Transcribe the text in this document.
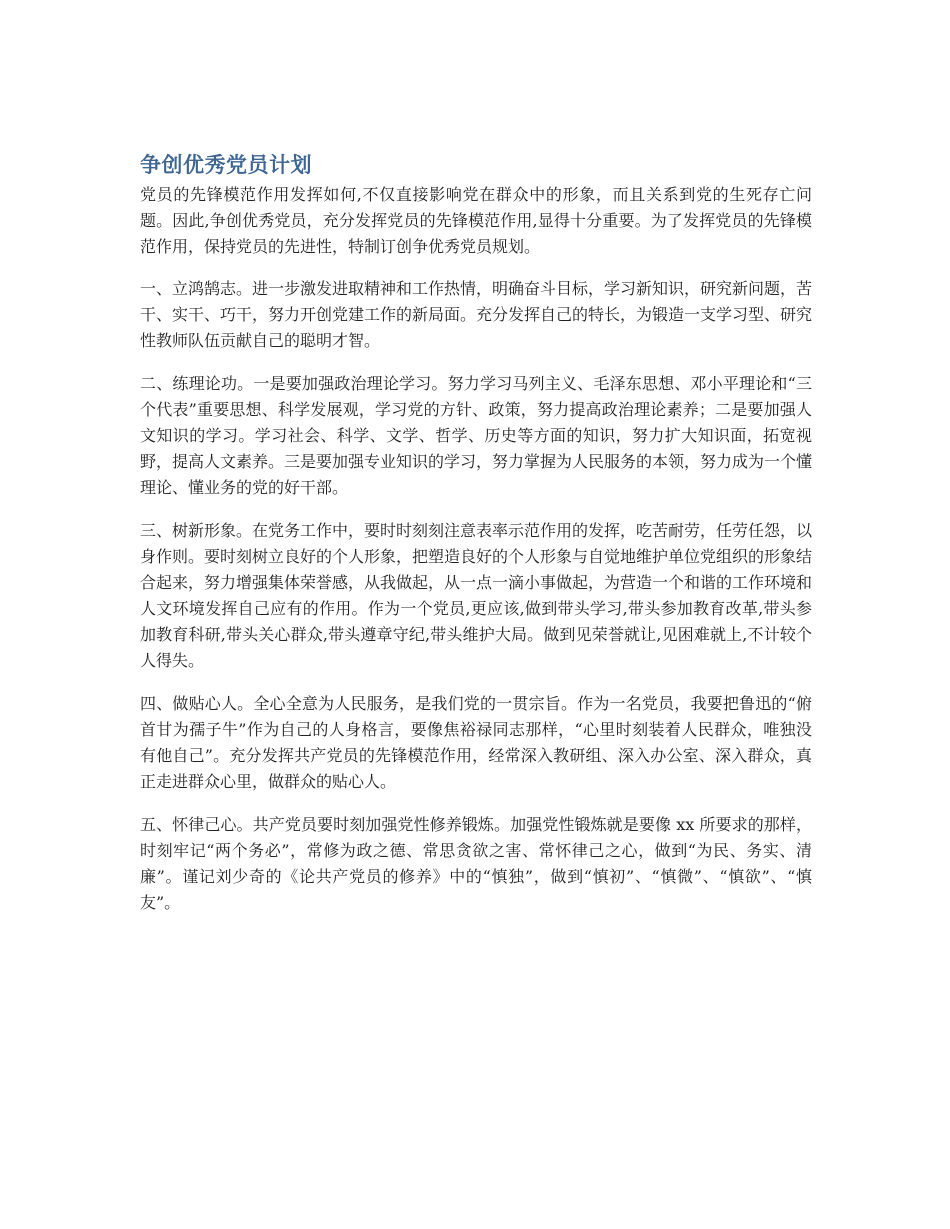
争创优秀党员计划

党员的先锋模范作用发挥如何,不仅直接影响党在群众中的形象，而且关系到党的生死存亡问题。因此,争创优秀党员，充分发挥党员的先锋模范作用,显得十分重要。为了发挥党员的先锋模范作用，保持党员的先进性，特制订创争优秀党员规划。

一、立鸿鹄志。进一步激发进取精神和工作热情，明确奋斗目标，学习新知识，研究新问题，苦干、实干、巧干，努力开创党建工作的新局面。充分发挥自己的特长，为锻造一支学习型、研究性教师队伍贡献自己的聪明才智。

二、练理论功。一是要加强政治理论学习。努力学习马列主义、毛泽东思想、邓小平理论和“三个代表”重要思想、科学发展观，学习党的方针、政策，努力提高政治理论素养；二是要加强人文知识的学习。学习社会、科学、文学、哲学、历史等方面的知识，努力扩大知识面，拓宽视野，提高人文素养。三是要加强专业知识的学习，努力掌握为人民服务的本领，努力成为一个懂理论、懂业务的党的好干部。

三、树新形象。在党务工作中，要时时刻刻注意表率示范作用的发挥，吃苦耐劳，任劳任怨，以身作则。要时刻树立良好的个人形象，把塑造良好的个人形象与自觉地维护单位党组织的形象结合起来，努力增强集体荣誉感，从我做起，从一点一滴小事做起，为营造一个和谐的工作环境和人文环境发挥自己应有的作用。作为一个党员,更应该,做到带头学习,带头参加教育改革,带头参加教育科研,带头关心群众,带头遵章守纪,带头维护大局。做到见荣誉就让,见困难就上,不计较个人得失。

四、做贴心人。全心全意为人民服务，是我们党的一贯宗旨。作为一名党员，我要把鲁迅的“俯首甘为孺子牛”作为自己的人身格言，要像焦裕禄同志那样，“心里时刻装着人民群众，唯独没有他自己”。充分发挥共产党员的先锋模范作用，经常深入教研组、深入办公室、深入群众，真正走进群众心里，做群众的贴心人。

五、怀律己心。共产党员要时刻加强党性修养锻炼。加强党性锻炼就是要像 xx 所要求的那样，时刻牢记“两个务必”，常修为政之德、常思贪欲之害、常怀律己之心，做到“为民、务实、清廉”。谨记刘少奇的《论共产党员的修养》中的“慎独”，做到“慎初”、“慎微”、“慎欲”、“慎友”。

══════

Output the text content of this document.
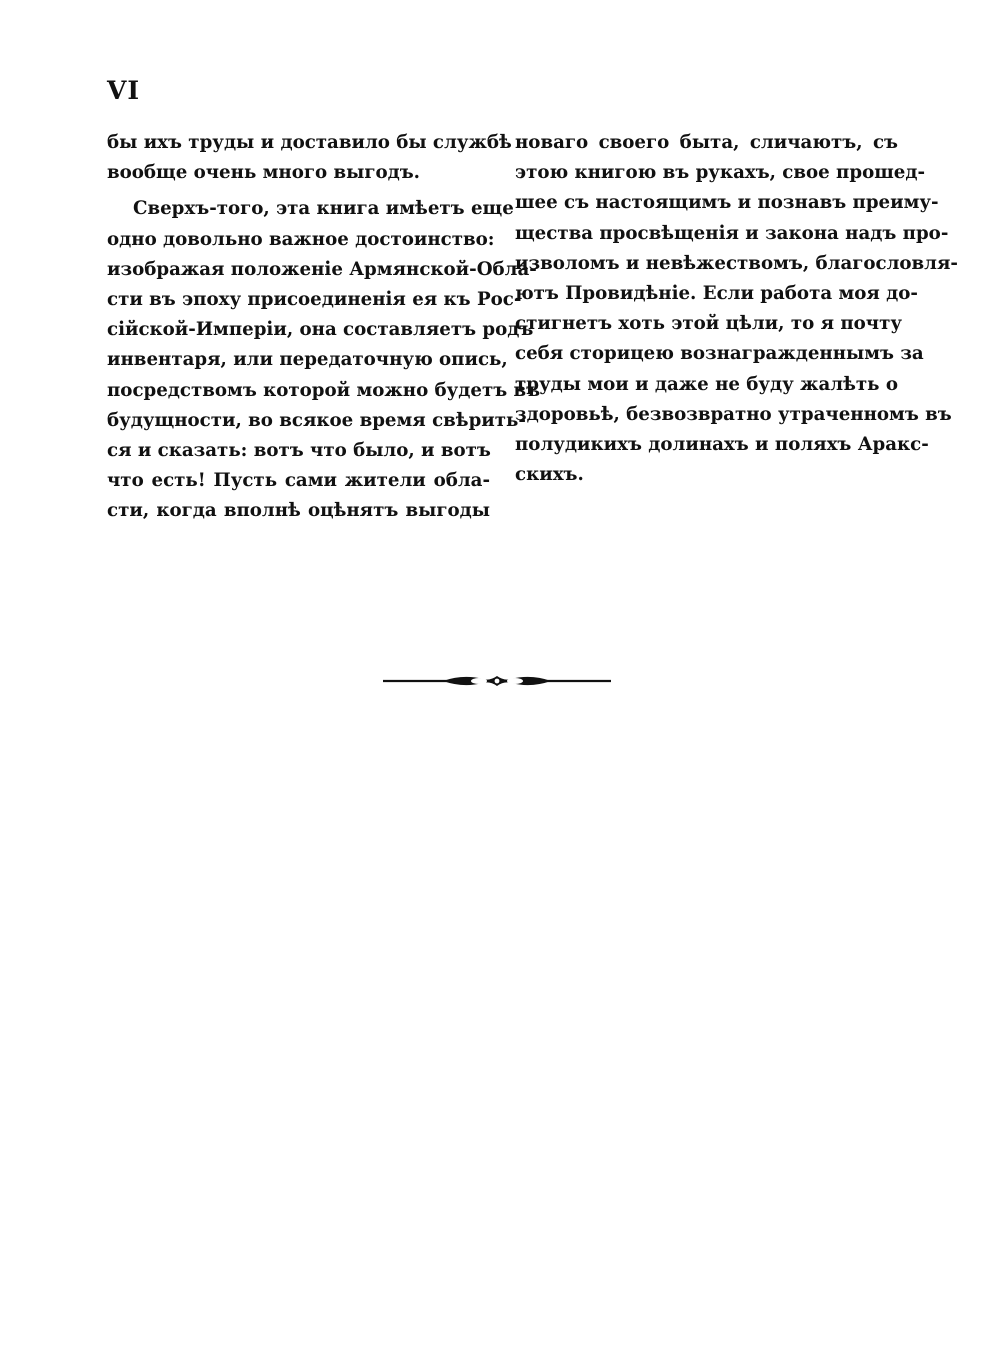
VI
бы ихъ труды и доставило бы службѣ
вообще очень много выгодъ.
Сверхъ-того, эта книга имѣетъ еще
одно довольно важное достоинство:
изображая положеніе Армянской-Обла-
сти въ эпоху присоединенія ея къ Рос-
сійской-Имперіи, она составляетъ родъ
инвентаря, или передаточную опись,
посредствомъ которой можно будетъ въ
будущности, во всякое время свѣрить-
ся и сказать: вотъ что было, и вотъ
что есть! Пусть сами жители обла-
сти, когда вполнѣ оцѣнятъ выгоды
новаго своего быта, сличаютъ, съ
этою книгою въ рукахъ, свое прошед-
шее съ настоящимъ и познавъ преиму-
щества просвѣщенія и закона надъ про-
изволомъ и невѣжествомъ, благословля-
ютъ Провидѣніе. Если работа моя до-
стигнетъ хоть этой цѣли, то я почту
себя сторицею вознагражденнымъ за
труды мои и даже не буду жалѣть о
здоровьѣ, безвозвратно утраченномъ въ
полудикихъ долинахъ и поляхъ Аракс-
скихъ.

══════

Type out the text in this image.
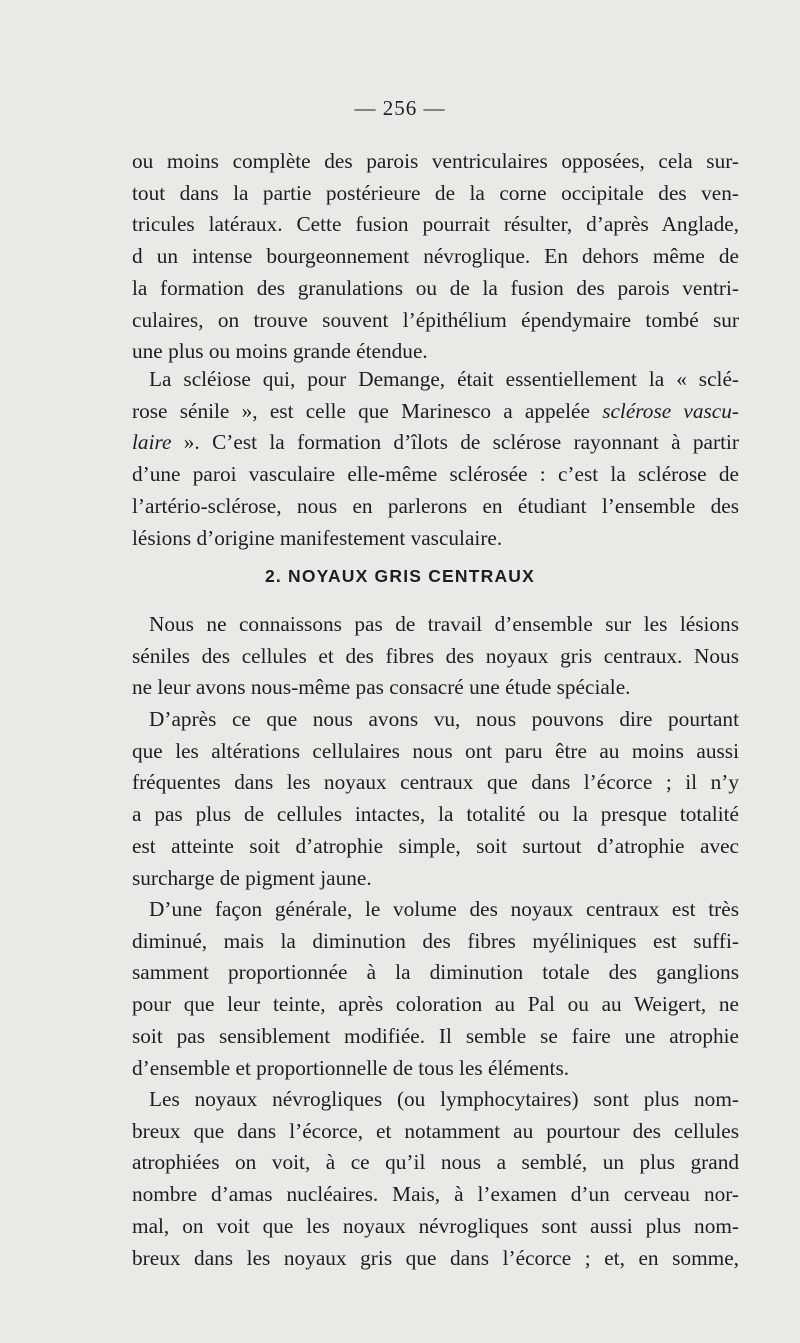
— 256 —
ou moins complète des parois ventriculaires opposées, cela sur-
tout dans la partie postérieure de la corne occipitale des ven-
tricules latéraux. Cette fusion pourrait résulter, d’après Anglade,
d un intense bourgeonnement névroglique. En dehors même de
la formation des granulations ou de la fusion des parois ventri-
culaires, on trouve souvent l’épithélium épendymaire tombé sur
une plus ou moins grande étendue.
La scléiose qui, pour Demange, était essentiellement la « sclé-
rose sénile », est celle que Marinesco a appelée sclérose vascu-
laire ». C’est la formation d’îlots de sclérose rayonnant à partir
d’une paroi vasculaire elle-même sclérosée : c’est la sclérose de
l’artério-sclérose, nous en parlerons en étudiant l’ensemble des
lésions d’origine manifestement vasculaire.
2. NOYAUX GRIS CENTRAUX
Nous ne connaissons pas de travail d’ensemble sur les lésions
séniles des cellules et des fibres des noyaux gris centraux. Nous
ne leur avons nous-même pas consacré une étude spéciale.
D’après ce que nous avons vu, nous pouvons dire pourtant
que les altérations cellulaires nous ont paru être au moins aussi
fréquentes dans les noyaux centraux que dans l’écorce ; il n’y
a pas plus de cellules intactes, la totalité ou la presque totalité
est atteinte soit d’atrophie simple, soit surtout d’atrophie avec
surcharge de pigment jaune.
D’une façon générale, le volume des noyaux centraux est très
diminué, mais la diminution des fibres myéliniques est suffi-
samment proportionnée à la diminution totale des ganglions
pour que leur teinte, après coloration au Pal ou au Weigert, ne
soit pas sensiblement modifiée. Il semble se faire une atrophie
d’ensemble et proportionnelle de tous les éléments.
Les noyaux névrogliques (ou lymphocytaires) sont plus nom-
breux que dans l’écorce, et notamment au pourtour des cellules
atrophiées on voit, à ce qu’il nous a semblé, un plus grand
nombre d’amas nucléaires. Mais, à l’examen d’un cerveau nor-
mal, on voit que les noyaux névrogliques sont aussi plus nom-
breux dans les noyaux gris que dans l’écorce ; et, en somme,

══════

• The exercise
Search the lines for the string "soit" and copy every line that has it.

• Result below
est atteinte soit d’atrophie simple, soit surtout d’atrophie avec
soit pas sensiblement modifiée. Il semble se faire une atrophie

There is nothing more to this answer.